Work to do » Copy each line where the word "脚本请求" occurs.

Dataset records »
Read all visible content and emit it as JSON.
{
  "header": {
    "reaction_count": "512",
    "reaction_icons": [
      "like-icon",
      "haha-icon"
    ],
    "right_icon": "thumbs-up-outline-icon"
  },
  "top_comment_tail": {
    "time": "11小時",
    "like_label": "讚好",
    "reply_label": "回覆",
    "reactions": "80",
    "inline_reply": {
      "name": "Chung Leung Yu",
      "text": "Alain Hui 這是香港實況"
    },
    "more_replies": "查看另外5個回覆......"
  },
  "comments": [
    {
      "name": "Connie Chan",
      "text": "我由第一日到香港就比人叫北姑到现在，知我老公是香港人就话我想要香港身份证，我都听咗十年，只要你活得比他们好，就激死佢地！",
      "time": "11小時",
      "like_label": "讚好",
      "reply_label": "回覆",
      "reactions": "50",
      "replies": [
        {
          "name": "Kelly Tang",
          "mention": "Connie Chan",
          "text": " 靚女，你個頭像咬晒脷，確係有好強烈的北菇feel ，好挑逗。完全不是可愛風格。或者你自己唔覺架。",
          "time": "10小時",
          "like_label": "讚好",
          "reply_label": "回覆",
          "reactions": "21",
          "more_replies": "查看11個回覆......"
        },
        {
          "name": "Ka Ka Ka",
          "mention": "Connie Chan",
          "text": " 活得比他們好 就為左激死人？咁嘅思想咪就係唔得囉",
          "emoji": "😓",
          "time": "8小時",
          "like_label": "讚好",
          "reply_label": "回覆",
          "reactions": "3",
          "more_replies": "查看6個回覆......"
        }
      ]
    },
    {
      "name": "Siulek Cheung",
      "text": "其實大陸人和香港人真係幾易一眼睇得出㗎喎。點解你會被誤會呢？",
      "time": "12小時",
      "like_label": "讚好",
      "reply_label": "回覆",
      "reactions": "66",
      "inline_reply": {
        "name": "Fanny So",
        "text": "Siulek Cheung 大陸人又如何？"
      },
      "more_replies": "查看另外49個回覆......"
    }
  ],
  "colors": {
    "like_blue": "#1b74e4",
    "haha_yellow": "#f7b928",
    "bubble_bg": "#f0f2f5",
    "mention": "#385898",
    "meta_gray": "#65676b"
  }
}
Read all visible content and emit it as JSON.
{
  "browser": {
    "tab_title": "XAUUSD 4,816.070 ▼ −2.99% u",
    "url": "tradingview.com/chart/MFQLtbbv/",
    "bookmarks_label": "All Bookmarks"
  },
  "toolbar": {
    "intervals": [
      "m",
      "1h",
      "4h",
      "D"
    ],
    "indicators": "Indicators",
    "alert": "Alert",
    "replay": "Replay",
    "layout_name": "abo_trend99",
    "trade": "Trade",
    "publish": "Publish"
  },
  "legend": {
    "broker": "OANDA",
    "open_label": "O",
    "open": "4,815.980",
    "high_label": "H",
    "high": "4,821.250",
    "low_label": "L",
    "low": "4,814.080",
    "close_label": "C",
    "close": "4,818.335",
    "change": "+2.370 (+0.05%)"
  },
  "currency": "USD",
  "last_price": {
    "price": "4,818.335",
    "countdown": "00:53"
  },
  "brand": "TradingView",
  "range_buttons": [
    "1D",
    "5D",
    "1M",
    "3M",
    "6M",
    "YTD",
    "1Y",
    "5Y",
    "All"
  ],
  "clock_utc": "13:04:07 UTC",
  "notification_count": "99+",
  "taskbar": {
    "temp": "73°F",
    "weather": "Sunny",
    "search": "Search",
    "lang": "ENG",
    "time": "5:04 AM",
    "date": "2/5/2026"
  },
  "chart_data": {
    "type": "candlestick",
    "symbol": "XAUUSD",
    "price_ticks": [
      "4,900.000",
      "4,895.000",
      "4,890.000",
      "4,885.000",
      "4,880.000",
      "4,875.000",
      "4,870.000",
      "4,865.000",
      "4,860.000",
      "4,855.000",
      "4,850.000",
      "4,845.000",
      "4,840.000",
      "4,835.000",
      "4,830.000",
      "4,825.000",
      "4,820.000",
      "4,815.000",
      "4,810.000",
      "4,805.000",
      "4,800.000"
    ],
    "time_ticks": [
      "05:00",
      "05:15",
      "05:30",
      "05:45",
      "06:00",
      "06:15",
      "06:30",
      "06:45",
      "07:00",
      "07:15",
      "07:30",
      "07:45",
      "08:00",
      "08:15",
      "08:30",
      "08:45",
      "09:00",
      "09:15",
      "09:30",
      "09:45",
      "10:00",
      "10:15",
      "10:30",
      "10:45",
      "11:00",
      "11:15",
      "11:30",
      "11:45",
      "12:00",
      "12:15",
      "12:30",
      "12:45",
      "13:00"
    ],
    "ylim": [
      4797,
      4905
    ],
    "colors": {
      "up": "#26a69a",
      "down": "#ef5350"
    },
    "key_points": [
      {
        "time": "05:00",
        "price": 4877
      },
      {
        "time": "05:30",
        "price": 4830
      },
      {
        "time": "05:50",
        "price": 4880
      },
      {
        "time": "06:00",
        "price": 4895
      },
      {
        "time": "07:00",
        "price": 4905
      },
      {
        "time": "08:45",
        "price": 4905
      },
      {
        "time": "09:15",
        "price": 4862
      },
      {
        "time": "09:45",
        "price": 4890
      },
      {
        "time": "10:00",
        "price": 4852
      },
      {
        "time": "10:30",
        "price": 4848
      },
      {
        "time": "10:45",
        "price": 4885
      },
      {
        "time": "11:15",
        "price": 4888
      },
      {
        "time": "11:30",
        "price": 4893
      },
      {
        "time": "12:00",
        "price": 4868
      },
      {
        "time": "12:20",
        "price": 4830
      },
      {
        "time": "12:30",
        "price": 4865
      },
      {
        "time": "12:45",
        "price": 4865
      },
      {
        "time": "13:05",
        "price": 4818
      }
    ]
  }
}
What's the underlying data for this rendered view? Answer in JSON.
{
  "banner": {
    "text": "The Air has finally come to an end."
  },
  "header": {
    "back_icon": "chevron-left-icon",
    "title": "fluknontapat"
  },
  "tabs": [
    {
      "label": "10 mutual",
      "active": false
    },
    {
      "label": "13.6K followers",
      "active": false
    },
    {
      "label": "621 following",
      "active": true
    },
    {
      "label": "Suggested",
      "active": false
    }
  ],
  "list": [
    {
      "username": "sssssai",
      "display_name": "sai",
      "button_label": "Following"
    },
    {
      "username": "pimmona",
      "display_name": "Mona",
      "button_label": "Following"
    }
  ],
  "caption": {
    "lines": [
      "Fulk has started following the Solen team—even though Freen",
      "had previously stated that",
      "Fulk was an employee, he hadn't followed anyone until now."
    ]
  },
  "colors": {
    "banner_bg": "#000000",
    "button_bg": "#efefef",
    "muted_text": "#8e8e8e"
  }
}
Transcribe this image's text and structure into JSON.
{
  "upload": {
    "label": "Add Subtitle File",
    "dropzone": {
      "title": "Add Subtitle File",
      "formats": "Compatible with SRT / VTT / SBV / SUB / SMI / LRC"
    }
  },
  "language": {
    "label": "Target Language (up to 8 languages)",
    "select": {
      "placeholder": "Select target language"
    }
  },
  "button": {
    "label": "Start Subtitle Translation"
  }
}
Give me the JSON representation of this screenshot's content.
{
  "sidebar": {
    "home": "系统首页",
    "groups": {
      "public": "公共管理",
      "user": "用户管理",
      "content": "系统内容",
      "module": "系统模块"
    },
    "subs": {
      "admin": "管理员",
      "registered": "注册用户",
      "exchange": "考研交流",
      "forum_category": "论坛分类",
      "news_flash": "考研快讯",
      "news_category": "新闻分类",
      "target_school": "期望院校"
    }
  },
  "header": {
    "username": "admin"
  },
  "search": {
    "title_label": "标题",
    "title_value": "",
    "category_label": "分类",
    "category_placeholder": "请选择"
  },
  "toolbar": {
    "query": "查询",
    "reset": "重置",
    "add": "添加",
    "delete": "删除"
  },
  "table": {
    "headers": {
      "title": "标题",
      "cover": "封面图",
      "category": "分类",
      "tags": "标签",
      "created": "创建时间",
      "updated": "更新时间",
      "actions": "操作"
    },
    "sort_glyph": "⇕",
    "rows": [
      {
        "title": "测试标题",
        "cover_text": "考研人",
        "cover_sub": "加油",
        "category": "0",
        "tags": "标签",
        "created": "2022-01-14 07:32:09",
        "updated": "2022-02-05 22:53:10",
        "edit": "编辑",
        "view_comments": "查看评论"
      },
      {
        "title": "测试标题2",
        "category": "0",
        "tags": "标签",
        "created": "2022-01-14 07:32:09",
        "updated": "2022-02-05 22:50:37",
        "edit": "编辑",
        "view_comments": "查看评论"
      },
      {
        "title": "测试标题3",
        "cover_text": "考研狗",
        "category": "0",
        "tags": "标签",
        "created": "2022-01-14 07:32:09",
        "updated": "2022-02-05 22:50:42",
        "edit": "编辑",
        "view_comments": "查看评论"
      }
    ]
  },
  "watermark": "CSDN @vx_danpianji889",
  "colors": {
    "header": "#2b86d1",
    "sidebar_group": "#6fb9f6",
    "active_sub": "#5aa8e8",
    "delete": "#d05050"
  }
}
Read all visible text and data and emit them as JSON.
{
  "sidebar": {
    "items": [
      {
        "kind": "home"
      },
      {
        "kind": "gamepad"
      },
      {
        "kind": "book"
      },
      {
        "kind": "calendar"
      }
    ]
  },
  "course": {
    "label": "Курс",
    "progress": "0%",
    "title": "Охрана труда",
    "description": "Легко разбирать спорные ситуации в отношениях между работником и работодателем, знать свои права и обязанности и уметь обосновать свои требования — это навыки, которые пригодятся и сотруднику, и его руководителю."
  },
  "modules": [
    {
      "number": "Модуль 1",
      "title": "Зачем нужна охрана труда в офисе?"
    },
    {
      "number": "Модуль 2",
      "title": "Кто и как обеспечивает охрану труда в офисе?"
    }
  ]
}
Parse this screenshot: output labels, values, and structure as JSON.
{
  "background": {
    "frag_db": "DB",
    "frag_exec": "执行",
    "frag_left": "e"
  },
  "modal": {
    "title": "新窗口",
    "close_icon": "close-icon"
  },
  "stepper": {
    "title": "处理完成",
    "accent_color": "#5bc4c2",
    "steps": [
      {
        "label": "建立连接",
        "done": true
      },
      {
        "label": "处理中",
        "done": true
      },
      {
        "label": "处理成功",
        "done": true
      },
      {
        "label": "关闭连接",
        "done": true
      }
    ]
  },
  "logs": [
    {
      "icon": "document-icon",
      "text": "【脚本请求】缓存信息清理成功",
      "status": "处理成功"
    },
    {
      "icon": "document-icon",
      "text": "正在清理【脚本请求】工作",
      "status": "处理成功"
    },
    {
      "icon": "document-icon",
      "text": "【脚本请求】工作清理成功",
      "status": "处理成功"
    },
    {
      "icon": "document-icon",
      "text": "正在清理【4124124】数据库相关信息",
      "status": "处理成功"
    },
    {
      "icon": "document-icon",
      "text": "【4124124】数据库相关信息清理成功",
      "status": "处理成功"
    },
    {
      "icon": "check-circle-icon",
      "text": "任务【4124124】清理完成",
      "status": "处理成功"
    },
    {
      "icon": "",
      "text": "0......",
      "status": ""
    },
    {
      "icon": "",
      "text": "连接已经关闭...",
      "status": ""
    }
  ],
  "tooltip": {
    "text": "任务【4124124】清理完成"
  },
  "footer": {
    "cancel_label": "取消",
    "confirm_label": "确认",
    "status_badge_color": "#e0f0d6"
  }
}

In response »
      "text": "【脚本请求】缓存信息清理成功",
      "text": "正在清理【脚本请求】工作",
      "text": "【脚本请求】工作清理成功",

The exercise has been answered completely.